→ Task instructions
Could you give every line of the records below as a numbered list, skipping any blank lines and leaving the pictures out?

→ Entries shown
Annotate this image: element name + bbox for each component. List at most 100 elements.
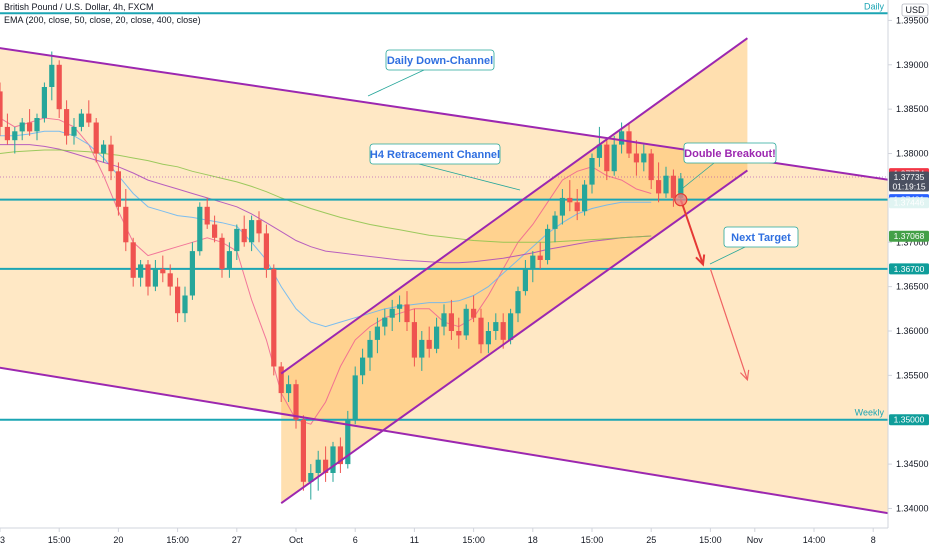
- candle: [212, 215, 218, 243]
- candle: [271, 264, 277, 376]
- candle-body: [596, 144, 602, 158]
- projection-arrows[interactable]: [674, 193, 750, 382]
- candle-body: [493, 322, 499, 331]
- candle-body: [485, 331, 491, 345]
- price-badge-1.37446[interactable]: 1.37446: [889, 197, 929, 209]
- candle: [656, 162, 662, 203]
- candle-body: [182, 295, 188, 314]
- candle-body: [360, 357, 366, 376]
- candle-body: [189, 251, 195, 296]
- candle: [515, 286, 521, 323]
- candle-body: [411, 322, 417, 358]
- price-badge-value: 1.36700: [894, 264, 925, 274]
- breakdown-arrow-head: [695, 254, 706, 267]
- candle-body: [574, 202, 580, 212]
- candle-body: [648, 153, 654, 181]
- indicator-legend[interactable]: EMA (200, close, 50, close, 20, close, 4…: [4, 15, 201, 25]
- price-tick-label: 1.35500: [896, 370, 929, 380]
- candle: [352, 366, 358, 425]
- candle-body: [626, 131, 632, 154]
- h4-channel-lower-line[interactable]: [280, 169, 748, 504]
- next-leg-arrow-head: [739, 369, 750, 382]
- time-tick-label: 18: [528, 535, 538, 545]
- time-tick-label: 14:00: [803, 535, 826, 545]
- candle-body: [64, 109, 70, 136]
- price-badge-bg: [889, 197, 929, 209]
- price-badge-1.36700[interactable]: 1.36700: [889, 263, 929, 275]
- candle-body: [19, 122, 25, 132]
- candle: [256, 211, 262, 243]
- candle: [138, 260, 144, 287]
- candle-body: [337, 446, 343, 465]
- annotations[interactable]: Daily Down-Channel H4 Retracement Channel…: [367, 49, 799, 265]
- candle: [101, 140, 107, 163]
- horizontal-levels[interactable]: Daily Weekly: [0, 1, 888, 421]
- candle-body: [101, 144, 107, 154]
- candle-body: [478, 317, 484, 345]
- symbol-title[interactable]: British Pound / U.S. Dollar, 4h, FXCM: [4, 2, 154, 12]
- price-badge-bg: [889, 171, 929, 192]
- candle-body: [263, 233, 269, 269]
- breakout-marker[interactable]: [674, 193, 688, 207]
- candle-body: [441, 313, 447, 327]
- callout-box: [369, 143, 501, 165]
- candle-body: [160, 268, 166, 274]
- time-tick-label: 15:00: [462, 535, 485, 545]
- callout-next-target[interactable]: Next Target: [709, 226, 799, 265]
- candle: [145, 260, 151, 296]
- channel-fills: [0, 38, 903, 516]
- candle: [64, 100, 70, 145]
- candle: [456, 317, 462, 349]
- candle-body: [293, 384, 299, 420]
- candle-body: [226, 251, 232, 269]
- callout-double-breakout[interactable]: Double Breakout!: [677, 142, 777, 193]
- candle: [204, 197, 210, 229]
- candle: [582, 180, 588, 216]
- candle: [545, 224, 551, 265]
- price-badge-1.35000[interactable]: 1.35000: [889, 414, 929, 426]
- callout-pointer: [418, 163, 521, 191]
- currency-button[interactable]: USD: [901, 3, 929, 17]
- candle: [4, 113, 10, 145]
- candle: [596, 126, 602, 167]
- candle-body: [212, 224, 218, 238]
- candle-body: [537, 255, 543, 260]
- candle-body: [641, 153, 647, 163]
- callout-text: Next Target: [731, 232, 791, 244]
- candle-body: [152, 268, 158, 287]
- candle-body: [434, 326, 440, 349]
- candle-body: [508, 313, 514, 340]
- h4-channel-upper-line[interactable]: [280, 37, 748, 375]
- price-badge-1.37068[interactable]: 1.37068: [889, 230, 929, 242]
- candle-body: [500, 322, 506, 340]
- candle: [604, 140, 610, 181]
- candle-body: [456, 331, 462, 336]
- price-badge-countdown: 01:19:15: [892, 182, 925, 192]
- callout-h4-retracement-channel[interactable]: H4 Retracement Channel: [369, 143, 521, 191]
- candle-body: [56, 64, 62, 110]
- candle-body: [108, 144, 114, 172]
- candle-body: [567, 197, 573, 203]
- candle-body: [471, 308, 477, 318]
- time-tick-label: 15:00: [48, 535, 71, 545]
- candle: [522, 260, 528, 296]
- candle: [663, 166, 669, 198]
- callout-daily-down-channel[interactable]: Daily Down-Channel: [367, 49, 495, 97]
- daily-channel-lower-line[interactable]: [0, 366, 903, 517]
- breakdown-arrow-shaft[interactable]: [679, 199, 704, 265]
- candle: [530, 251, 536, 283]
- candle-body: [611, 144, 617, 172]
- candle: [374, 317, 380, 354]
- candle-body: [71, 126, 77, 136]
- candle-body: [204, 206, 210, 225]
- candle: [330, 441, 336, 482]
- candle: [86, 100, 92, 127]
- candle-body: [426, 339, 432, 349]
- candle: [0, 82, 3, 136]
- next-leg-arrow-shaft[interactable]: [709, 268, 748, 380]
- candle: [189, 242, 195, 300]
- currency-box: [901, 3, 929, 17]
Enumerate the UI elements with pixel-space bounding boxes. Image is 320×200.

→ Response
1. Annotate this image: element name + bbox for each component. List at most 100 elements.
2. - candle: [212, 215, 218, 243]
3. - candle: [271, 264, 277, 376]
4. - candle-body: [596, 144, 602, 158]
5. - projection-arrows[interactable]: [674, 193, 750, 382]
6. - candle-body: [493, 322, 499, 331]
7. - candle-body: [485, 331, 491, 345]
8. - price-badge-1.37446[interactable]: 1.37446: [889, 197, 929, 209]
9. - candle: [656, 162, 662, 203]
10. - candle-body: [182, 295, 188, 314]
11. - candle-body: [360, 357, 366, 376]
12. - candle-body: [189, 251, 195, 296]
13. - candle: [515, 286, 521, 323]
14. - candle-body: [411, 322, 417, 358]
15. - price-badge-value: 1.36700: [894, 264, 925, 274]
16. - breakdown-arrow-head: [695, 254, 706, 267]
17. - candle-body: [574, 202, 580, 212]
18. - candle-body: [648, 153, 654, 181]
19. - indicator-legend[interactable]: EMA (200, close, 50, close, 20, close, 4…: [4, 15, 201, 25]
20. - price-tick-label: 1.35500: [896, 370, 929, 380]
21. - candle: [352, 366, 358, 425]
22. - candle-body: [626, 131, 632, 154]
23. - h4-channel-lower-line[interactable]: [280, 169, 748, 504]
24. - next-leg-arrow-head: [739, 369, 750, 382]
25. - time-tick-label: 18: [528, 535, 538, 545]
26. - time-tick-label: 14:00: [803, 535, 826, 545]
27. - candle-body: [64, 109, 70, 136]
28. - price-badge-bg: [889, 197, 929, 209]
29. - price-badge-1.36700[interactable]: 1.36700: [889, 263, 929, 275]
30. - candle-body: [19, 122, 25, 132]
31. - candle: [256, 211, 262, 243]
32. - candle: [138, 260, 144, 287]
33. - candle-body: [337, 446, 343, 465]
34. - annotations[interactable]: Daily Down-Channel H4 Retracement Channel…: [367, 49, 799, 265]
35. - candle: [101, 140, 107, 163]
36. - horizontal-levels[interactable]: Daily Weekly: [0, 1, 888, 421]
37. - candle-body: [101, 144, 107, 154]
38. - candle-body: [478, 317, 484, 345]
39. - symbol-title[interactable]: British Pound / U.S. Dollar, 4h, FXCM: [4, 2, 154, 12]
40. - price-badge-bg: [889, 171, 929, 192]
41. - candle-body: [263, 233, 269, 269]
42. - breakout-marker[interactable]: [674, 193, 688, 207]
43. - candle-body: [441, 313, 447, 327]
44. - callout-box: [369, 143, 501, 165]
45. - candle-body: [160, 268, 166, 274]
46. - time-tick-label: 15:00: [462, 535, 485, 545]
47. - callout-next-target[interactable]: Next Target: [709, 226, 799, 265]
48. - candle: [145, 260, 151, 296]
49. - channel-fills: [0, 38, 903, 516]
50. - candle: [64, 100, 70, 145]
51. - candle: [456, 317, 462, 349]
52. - candle-body: [293, 384, 299, 420]
53. - candle-body: [226, 251, 232, 269]
54. - callout-double-breakout[interactable]: Double Breakout!: [677, 142, 777, 193]
55. - candle: [204, 197, 210, 229]
56. - candle: [582, 180, 588, 216]
57. - candle: [545, 224, 551, 265]
58. - price-badge-1.35000[interactable]: 1.35000: [889, 414, 929, 426]
59. - callout-pointer: [418, 163, 521, 191]
60. - currency-button[interactable]: USD: [901, 3, 929, 17]
61. - candle: [4, 113, 10, 145]
62. - candle: [596, 126, 602, 167]
63. - candle-body: [212, 224, 218, 238]
64. - candle-body: [537, 255, 543, 260]
65. - candle-body: [641, 153, 647, 163]
66. - callout-text: Next Target: [731, 232, 791, 244]
67. - candle-body: [152, 268, 158, 287]
68. - candle-body: [434, 326, 440, 349]
69. - candle-body: [508, 313, 514, 340]
70. - h4-channel-upper-line[interactable]: [280, 37, 748, 375]
71. - price-badge-1.37068[interactable]: 1.37068: [889, 230, 929, 242]
72. - candle-body: [500, 322, 506, 340]
73. - candle: [604, 140, 610, 181]
74. - candle-body: [456, 331, 462, 336]
75. - price-badge-countdown: 01:19:15: [892, 182, 925, 192]
76. - callout-h4-retracement-channel[interactable]: H4 Retracement Channel: [369, 143, 521, 191]
77. - candle-body: [56, 64, 62, 110]
78. - candle-body: [108, 144, 114, 172]
79. - candle-body: [567, 197, 573, 203]
80. - candle-body: [471, 308, 477, 318]
81. - time-tick-label: 15:00: [48, 535, 71, 545]
82. - candle: [522, 260, 528, 296]
83. - candle: [663, 166, 669, 198]
84. - callout-daily-down-channel[interactable]: Daily Down-Channel: [367, 49, 495, 97]
85. - daily-channel-lower-line[interactable]: [0, 366, 903, 517]
86. - breakdown-arrow-shaft[interactable]: [679, 199, 704, 265]
87. - candle: [530, 251, 536, 283]
88. - candle-body: [611, 144, 617, 172]
89. - candle: [374, 317, 380, 354]
90. - candle-body: [71, 126, 77, 136]
91. - candle-body: [204, 206, 210, 225]
92. - candle: [330, 441, 336, 482]
93. - candle: [86, 100, 92, 127]
94. - candle-body: [426, 339, 432, 349]
95. - candle: [0, 82, 3, 136]
96. - next-leg-arrow-shaft[interactable]: [709, 268, 748, 380]
97. - candle: [189, 242, 195, 300]
98. - currency-box: [901, 3, 929, 17]
99. Enumerate the UI elements with pixel-space bounding boxes. Image is 320×200.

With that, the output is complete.